··· MATERIAL FOR THIS TASK
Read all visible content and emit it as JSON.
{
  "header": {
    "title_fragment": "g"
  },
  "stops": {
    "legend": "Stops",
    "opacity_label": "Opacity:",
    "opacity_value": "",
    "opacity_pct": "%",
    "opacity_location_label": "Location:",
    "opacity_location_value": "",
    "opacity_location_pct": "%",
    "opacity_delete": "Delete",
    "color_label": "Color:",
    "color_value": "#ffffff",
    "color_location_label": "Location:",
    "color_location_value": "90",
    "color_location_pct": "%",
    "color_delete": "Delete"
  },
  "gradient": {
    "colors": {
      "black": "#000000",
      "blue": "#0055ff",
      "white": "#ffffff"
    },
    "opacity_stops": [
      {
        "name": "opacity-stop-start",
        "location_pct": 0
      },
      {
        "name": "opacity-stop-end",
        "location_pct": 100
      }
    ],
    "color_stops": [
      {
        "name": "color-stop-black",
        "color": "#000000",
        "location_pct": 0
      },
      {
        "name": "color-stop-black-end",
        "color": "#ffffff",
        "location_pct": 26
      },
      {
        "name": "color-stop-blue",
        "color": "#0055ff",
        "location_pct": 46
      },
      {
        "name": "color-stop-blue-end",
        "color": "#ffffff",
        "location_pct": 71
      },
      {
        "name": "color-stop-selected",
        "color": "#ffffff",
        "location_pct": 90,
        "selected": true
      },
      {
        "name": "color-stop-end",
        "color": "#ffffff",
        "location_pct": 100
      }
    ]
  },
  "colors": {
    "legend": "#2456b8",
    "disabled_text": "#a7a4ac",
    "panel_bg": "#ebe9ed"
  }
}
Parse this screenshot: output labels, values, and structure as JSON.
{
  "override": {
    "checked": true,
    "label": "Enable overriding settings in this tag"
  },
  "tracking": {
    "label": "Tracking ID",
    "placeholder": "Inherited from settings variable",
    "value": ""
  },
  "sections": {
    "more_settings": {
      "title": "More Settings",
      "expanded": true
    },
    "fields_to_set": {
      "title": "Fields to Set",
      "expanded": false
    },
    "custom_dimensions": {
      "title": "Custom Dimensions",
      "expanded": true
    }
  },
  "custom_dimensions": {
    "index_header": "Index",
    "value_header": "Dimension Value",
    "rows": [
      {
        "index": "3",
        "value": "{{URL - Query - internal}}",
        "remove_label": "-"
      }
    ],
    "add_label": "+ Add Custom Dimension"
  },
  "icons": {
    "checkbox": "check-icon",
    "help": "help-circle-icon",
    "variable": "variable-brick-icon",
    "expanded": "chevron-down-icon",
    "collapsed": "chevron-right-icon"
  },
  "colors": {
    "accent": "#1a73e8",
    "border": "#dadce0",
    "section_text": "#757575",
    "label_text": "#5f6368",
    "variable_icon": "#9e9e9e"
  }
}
······
## STATED PROBLEM
Using the listing above, show each line holding the string "chevron".

## OUTPUT FOR THIS TASK
    "expanded": "chevron-down-icon",
    "collapsed": "chevron-right-icon"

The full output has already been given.